* begin Stored rows *

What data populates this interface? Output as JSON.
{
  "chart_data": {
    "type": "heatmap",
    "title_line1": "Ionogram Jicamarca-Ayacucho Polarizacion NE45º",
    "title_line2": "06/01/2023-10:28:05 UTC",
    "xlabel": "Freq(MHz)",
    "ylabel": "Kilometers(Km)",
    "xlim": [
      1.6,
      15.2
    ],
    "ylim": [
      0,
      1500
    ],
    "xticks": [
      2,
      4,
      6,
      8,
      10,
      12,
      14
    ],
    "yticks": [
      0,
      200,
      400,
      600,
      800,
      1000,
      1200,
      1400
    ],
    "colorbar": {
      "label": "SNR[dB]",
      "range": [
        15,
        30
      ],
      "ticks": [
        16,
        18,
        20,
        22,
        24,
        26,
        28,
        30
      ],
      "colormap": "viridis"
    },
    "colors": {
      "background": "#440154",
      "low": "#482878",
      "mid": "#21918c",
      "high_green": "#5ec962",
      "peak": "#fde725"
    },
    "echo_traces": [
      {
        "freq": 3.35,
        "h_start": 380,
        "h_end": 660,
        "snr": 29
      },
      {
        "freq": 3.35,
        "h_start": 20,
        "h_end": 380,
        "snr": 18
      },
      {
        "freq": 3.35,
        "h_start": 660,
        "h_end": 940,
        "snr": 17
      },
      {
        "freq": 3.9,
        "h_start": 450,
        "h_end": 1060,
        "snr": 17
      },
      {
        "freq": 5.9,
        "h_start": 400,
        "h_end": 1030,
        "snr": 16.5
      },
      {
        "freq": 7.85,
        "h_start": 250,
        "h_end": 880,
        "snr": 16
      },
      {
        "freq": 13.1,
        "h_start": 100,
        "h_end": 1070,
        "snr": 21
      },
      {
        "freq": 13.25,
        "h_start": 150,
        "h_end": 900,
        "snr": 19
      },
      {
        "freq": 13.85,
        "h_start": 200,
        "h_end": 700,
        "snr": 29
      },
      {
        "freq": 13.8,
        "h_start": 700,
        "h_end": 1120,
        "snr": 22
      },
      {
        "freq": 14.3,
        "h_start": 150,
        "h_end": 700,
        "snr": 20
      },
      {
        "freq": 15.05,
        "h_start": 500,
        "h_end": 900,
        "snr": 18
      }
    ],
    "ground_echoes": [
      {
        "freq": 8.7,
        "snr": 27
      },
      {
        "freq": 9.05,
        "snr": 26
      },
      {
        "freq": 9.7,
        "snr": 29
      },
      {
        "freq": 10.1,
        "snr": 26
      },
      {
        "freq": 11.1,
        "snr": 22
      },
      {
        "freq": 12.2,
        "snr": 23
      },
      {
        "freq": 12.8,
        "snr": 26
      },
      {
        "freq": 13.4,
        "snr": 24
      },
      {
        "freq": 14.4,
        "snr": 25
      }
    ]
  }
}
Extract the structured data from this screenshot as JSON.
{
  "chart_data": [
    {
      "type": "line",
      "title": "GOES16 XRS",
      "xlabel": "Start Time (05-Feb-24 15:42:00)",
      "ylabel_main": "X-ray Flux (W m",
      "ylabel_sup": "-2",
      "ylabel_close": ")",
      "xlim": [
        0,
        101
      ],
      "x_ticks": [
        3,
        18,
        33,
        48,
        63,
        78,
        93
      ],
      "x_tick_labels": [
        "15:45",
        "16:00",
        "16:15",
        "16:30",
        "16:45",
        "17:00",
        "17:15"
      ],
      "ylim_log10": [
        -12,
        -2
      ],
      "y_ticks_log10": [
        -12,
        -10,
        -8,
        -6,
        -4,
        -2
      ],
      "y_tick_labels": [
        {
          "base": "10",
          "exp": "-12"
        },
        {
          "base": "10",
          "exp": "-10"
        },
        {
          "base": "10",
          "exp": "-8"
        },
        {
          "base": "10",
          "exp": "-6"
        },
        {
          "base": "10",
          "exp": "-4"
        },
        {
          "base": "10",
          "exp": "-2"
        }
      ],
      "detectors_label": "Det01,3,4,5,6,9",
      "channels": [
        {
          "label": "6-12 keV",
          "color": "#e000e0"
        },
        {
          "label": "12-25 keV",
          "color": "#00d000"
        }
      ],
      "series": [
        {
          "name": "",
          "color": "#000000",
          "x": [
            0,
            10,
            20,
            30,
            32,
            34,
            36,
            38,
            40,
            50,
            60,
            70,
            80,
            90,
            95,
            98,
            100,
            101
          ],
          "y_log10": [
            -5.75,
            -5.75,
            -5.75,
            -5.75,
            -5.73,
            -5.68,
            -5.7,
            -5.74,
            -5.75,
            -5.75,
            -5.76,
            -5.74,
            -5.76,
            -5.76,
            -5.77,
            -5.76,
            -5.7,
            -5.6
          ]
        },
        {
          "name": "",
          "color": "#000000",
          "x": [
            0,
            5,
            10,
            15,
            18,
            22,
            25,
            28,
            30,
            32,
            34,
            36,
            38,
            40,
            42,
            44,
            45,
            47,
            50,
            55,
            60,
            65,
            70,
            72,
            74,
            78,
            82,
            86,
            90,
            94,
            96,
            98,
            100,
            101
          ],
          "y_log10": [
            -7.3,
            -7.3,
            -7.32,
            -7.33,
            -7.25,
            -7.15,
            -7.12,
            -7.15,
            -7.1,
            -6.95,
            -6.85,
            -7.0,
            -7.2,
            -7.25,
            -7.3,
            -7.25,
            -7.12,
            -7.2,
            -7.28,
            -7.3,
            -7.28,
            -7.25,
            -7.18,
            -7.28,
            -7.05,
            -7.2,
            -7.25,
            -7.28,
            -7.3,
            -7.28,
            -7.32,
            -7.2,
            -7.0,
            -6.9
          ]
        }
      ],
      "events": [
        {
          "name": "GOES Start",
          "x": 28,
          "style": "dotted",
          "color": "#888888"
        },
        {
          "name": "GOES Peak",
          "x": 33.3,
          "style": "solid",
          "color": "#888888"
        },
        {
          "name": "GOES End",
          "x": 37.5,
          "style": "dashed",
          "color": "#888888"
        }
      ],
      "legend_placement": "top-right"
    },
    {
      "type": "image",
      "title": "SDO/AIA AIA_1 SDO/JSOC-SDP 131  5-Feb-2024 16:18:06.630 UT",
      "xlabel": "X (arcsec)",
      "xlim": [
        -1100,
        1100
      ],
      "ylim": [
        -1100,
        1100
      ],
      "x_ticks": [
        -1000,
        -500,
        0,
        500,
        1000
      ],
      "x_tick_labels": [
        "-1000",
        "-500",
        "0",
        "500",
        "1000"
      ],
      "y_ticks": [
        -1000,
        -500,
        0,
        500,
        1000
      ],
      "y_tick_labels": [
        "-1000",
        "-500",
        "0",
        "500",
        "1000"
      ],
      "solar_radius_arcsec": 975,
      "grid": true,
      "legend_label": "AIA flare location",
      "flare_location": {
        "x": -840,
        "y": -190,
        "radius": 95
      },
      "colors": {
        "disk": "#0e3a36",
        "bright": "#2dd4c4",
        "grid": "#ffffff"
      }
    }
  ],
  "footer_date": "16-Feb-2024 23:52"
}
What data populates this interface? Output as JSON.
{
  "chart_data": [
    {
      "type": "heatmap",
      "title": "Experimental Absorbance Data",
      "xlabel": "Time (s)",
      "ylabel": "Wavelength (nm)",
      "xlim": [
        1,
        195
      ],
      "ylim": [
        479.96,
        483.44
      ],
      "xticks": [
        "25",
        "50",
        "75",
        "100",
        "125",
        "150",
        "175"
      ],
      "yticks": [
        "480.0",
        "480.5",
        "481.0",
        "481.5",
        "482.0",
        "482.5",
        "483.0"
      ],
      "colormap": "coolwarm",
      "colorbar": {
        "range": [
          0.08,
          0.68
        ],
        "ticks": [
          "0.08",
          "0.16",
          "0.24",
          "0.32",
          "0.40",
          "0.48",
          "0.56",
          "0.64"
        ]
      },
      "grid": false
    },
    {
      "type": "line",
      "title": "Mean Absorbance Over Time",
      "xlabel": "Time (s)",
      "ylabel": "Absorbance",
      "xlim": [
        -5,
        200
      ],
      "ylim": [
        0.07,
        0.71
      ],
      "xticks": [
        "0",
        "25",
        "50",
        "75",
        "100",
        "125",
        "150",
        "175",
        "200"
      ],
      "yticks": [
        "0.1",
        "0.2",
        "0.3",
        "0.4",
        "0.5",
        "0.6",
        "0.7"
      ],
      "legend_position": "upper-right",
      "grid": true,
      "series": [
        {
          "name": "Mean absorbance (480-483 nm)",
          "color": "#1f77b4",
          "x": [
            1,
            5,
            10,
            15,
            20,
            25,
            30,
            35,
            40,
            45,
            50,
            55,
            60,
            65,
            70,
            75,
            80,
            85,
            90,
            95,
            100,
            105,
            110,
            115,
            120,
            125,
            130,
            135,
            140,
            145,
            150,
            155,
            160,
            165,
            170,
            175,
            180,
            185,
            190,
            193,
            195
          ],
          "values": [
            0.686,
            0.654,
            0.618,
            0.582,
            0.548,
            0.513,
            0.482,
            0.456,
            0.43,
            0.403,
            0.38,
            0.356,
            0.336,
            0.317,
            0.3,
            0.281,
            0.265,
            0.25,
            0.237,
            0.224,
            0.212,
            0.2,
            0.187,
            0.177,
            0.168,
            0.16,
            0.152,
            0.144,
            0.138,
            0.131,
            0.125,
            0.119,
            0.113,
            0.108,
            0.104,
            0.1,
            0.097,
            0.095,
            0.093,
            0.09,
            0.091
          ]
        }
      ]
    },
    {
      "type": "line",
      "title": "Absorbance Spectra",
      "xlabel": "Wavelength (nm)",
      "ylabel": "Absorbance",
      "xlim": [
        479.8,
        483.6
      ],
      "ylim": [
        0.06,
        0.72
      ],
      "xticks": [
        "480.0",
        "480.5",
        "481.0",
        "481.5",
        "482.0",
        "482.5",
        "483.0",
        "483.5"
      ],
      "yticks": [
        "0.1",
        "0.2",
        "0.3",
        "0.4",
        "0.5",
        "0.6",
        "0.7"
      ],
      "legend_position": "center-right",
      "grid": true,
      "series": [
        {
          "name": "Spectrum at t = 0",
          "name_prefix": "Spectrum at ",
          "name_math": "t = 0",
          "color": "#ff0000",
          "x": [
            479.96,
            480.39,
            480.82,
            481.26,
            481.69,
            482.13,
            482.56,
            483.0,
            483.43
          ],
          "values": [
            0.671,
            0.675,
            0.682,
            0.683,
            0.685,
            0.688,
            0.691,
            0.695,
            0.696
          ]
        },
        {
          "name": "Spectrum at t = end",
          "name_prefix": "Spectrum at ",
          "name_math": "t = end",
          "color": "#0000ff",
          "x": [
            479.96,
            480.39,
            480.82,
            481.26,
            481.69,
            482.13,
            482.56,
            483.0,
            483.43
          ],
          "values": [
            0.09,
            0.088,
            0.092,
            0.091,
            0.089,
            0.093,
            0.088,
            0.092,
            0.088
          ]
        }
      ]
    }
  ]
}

* end Stored rows *

● **Short exercise**
Copy each line in the data that holds the word "Mean".

● **Final result**
      "title": "Mean Absorbance Over Time",
          "name": "Mean absorbance (480-483 nm)",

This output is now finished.